#### Set problem:
Repeat exactly the lines beginning at the one that contains "Output a JSON" and running to the end of the material. Omit the pictures.

··· Data provided ···

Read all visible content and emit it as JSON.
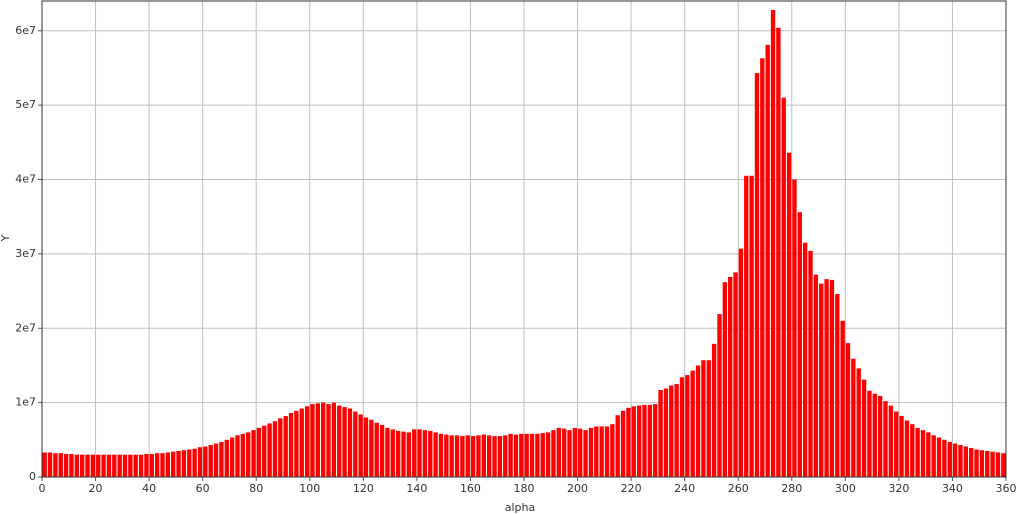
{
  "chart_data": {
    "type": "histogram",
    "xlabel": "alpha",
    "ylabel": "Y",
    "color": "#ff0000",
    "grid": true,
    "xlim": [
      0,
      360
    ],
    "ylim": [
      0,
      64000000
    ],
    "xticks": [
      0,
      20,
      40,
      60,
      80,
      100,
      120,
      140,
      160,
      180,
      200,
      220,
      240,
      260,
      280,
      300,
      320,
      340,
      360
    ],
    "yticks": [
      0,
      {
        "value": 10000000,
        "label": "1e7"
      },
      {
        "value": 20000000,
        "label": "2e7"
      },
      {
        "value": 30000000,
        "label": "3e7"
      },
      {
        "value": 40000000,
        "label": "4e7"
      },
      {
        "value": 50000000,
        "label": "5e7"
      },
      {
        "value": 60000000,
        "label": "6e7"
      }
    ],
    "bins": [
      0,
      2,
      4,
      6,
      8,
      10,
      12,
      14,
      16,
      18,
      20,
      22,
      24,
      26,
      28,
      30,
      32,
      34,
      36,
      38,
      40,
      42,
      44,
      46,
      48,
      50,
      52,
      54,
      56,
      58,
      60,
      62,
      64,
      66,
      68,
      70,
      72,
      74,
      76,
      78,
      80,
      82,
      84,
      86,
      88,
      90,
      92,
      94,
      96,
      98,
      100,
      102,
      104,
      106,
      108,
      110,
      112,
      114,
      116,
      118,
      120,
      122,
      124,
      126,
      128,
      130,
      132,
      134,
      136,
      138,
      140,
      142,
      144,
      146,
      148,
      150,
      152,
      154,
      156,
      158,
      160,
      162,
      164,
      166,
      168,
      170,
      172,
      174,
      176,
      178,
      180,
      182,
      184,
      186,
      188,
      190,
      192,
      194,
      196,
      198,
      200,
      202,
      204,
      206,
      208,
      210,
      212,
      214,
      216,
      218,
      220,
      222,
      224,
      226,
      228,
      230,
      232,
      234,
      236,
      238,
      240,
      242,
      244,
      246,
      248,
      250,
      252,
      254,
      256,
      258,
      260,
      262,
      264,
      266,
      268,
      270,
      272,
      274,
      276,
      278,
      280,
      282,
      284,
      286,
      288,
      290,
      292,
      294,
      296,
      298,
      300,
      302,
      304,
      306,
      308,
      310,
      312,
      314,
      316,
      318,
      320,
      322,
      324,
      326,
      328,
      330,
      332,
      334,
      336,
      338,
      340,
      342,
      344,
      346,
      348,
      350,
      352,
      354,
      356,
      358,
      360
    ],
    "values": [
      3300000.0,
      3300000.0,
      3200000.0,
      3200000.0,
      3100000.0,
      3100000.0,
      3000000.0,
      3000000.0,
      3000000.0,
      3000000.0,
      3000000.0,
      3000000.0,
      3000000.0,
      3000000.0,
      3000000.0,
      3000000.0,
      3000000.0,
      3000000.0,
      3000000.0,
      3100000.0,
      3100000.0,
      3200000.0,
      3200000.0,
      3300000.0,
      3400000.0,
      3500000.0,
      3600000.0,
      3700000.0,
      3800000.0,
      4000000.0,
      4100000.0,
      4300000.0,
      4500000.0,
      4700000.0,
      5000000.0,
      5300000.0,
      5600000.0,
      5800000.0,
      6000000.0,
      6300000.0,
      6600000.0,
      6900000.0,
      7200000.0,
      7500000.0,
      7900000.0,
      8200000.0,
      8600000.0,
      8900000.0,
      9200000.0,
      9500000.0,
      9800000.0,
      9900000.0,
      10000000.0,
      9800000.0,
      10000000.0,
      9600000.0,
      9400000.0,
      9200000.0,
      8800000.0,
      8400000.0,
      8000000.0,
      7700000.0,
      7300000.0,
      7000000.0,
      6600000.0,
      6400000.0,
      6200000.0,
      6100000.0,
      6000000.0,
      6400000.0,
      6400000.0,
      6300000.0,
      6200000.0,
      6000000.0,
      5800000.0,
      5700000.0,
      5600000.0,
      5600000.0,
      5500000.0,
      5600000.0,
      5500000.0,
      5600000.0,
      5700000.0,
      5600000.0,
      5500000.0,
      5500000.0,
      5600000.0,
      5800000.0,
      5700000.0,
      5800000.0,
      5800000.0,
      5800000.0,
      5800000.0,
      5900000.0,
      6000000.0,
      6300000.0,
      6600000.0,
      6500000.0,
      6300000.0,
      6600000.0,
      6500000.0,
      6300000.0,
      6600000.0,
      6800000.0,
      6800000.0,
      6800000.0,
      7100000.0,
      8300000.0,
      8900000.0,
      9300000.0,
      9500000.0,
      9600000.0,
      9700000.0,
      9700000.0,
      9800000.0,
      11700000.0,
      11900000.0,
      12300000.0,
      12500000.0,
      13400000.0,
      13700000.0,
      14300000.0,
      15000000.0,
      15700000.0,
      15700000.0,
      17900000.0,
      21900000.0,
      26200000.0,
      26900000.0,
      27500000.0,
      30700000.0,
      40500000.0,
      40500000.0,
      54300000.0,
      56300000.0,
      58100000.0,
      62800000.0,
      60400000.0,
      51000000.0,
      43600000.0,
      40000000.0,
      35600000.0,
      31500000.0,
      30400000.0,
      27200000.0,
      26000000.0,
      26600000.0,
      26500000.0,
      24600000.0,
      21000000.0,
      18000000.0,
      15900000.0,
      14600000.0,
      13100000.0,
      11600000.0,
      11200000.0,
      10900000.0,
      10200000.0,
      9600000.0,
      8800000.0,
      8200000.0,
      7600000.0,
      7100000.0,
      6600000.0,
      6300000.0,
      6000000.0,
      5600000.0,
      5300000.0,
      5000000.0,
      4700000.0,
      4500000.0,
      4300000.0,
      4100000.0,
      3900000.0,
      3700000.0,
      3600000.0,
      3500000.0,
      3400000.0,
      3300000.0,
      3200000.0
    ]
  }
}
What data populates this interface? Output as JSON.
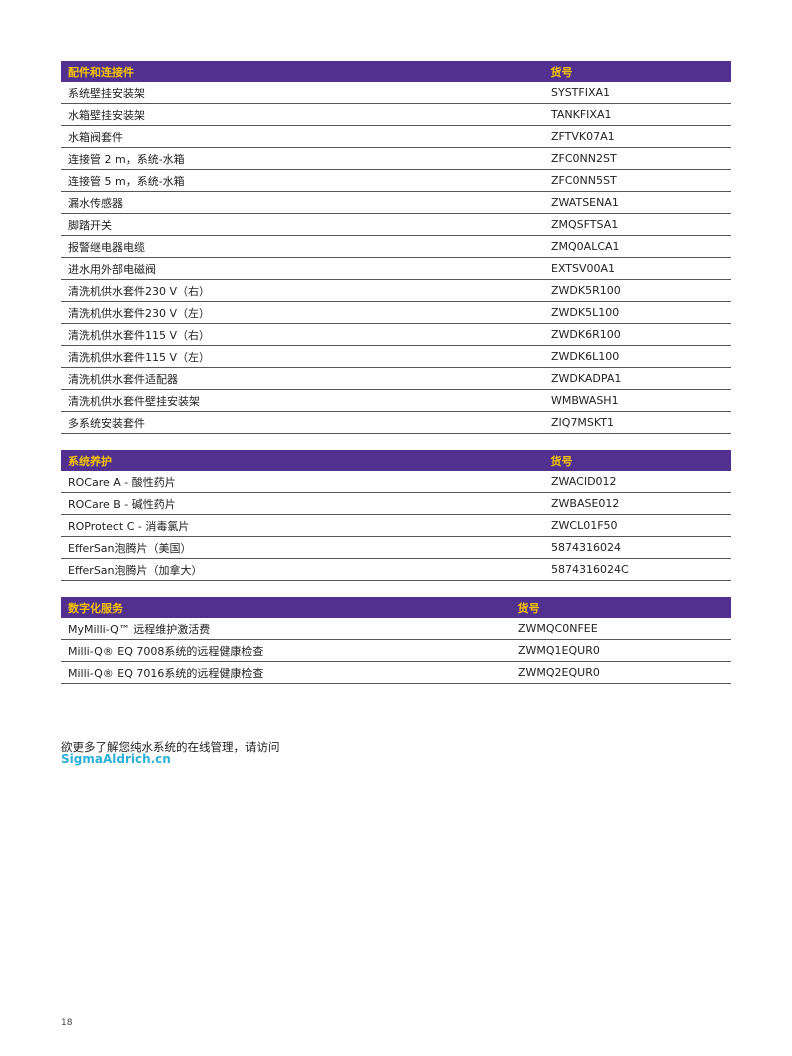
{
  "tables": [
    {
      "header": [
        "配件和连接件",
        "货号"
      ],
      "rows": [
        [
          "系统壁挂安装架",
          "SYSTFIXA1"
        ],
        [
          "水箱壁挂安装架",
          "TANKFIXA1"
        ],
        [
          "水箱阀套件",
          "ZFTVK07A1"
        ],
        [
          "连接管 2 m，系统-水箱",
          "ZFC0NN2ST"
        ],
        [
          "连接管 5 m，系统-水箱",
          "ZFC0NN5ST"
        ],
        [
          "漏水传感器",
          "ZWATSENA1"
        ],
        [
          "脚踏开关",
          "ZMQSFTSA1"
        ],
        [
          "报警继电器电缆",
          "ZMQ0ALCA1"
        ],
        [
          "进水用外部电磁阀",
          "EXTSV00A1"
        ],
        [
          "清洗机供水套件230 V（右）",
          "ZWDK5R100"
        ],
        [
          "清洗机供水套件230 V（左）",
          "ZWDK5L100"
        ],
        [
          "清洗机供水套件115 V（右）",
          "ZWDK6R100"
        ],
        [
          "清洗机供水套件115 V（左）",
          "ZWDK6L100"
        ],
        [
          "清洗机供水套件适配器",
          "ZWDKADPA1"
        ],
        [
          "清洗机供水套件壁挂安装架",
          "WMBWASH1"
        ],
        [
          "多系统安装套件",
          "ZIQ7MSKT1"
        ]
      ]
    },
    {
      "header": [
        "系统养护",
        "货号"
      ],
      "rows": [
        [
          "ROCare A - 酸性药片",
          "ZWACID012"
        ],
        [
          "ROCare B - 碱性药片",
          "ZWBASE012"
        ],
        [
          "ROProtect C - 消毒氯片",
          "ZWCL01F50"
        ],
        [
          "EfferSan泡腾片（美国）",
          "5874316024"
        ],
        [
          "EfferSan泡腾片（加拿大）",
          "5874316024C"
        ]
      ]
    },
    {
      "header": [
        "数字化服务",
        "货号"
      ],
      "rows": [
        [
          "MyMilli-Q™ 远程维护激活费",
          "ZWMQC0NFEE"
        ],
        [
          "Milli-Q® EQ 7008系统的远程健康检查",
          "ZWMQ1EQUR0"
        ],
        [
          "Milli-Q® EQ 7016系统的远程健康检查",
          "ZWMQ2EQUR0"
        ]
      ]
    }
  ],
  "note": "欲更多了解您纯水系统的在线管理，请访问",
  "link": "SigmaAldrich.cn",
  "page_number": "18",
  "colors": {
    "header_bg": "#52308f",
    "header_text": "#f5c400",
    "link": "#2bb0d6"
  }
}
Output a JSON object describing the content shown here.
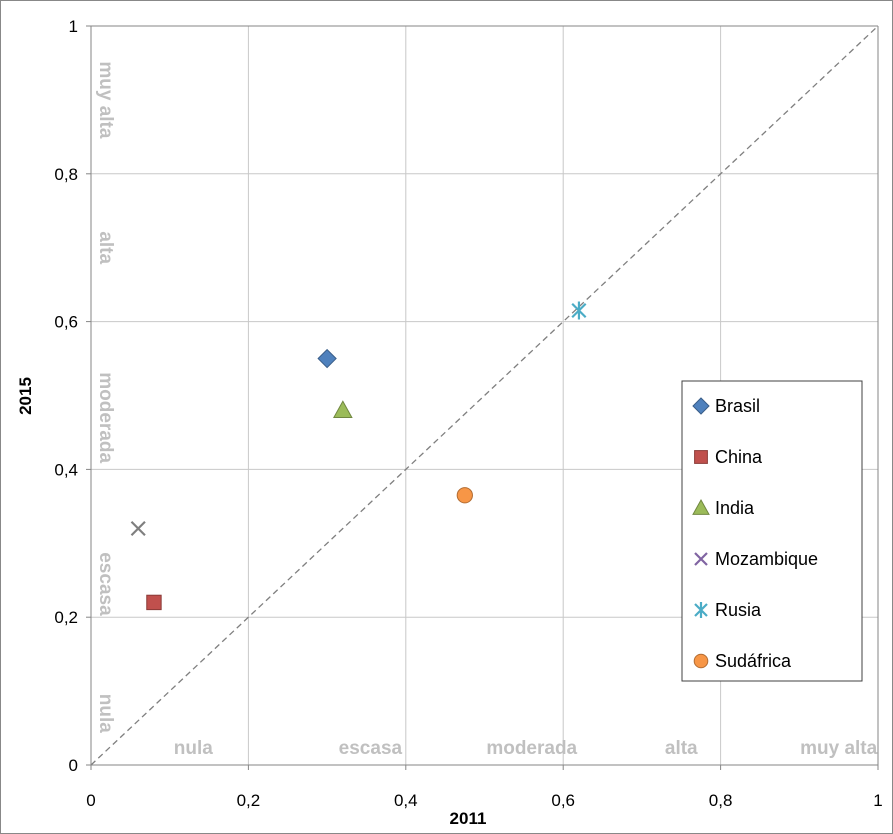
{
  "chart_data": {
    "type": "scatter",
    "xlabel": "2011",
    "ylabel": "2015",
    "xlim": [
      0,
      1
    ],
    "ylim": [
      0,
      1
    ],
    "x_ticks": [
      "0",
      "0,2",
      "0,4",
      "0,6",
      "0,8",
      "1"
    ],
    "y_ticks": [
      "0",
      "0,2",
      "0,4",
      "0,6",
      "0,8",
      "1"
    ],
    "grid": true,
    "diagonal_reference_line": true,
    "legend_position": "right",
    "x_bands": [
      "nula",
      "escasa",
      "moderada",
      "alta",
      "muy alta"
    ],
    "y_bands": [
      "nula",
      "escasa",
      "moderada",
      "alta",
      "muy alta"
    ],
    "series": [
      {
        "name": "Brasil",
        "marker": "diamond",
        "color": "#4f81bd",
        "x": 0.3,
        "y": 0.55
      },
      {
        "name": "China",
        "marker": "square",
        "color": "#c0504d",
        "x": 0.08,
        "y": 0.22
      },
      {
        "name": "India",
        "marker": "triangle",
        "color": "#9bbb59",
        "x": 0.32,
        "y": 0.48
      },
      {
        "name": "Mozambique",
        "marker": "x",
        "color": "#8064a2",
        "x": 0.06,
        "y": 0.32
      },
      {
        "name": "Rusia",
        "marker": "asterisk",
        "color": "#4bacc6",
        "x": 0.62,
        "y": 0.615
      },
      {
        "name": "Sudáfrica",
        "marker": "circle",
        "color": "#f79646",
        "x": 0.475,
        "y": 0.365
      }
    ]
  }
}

···

#### Output of the task:
Output a JSON object describing the content shown here.
{
  "chart_data": {
    "type": "scatter",
    "xlabel": "2011",
    "ylabel": "2015",
    "xlim": [
      0,
      1
    ],
    "ylim": [
      0,
      1
    ],
    "x_ticks": [
      "0",
      "0,2",
      "0,4",
      "0,6",
      "0,8",
      "1"
    ],
    "y_ticks": [
      "0",
      "0,2",
      "0,4",
      "0,6",
      "0,8",
      "1"
    ],
    "grid": true,
    "diagonal_reference_line": true,
    "legend_position": "right",
    "x_bands": [
      "nula",
      "escasa",
      "moderada",
      "alta",
      "muy alta"
    ],
    "y_bands": [
      "nula",
      "escasa",
      "moderada",
      "alta",
      "muy alta"
    ],
    "series": [
      {
        "name": "Brasil",
        "marker": "diamond",
        "color": "#4f81bd",
        "x": 0.3,
        "y": 0.55
      },
      {
        "name": "China",
        "marker": "square",
        "color": "#c0504d",
        "x": 0.08,
        "y": 0.22
      },
      {
        "name": "India",
        "marker": "triangle",
        "color": "#9bbb59",
        "x": 0.32,
        "y": 0.48
      },
      {
        "name": "Mozambique",
        "marker": "x",
        "color": "#8064a2",
        "x": 0.06,
        "y": 0.32
      },
      {
        "name": "Rusia",
        "marker": "asterisk",
        "color": "#4bacc6",
        "x": 0.62,
        "y": 0.615
      },
      {
        "name": "Sudáfrica",
        "marker": "circle",
        "color": "#f79646",
        "x": 0.475,
        "y": 0.365
      }
    ]
  }
}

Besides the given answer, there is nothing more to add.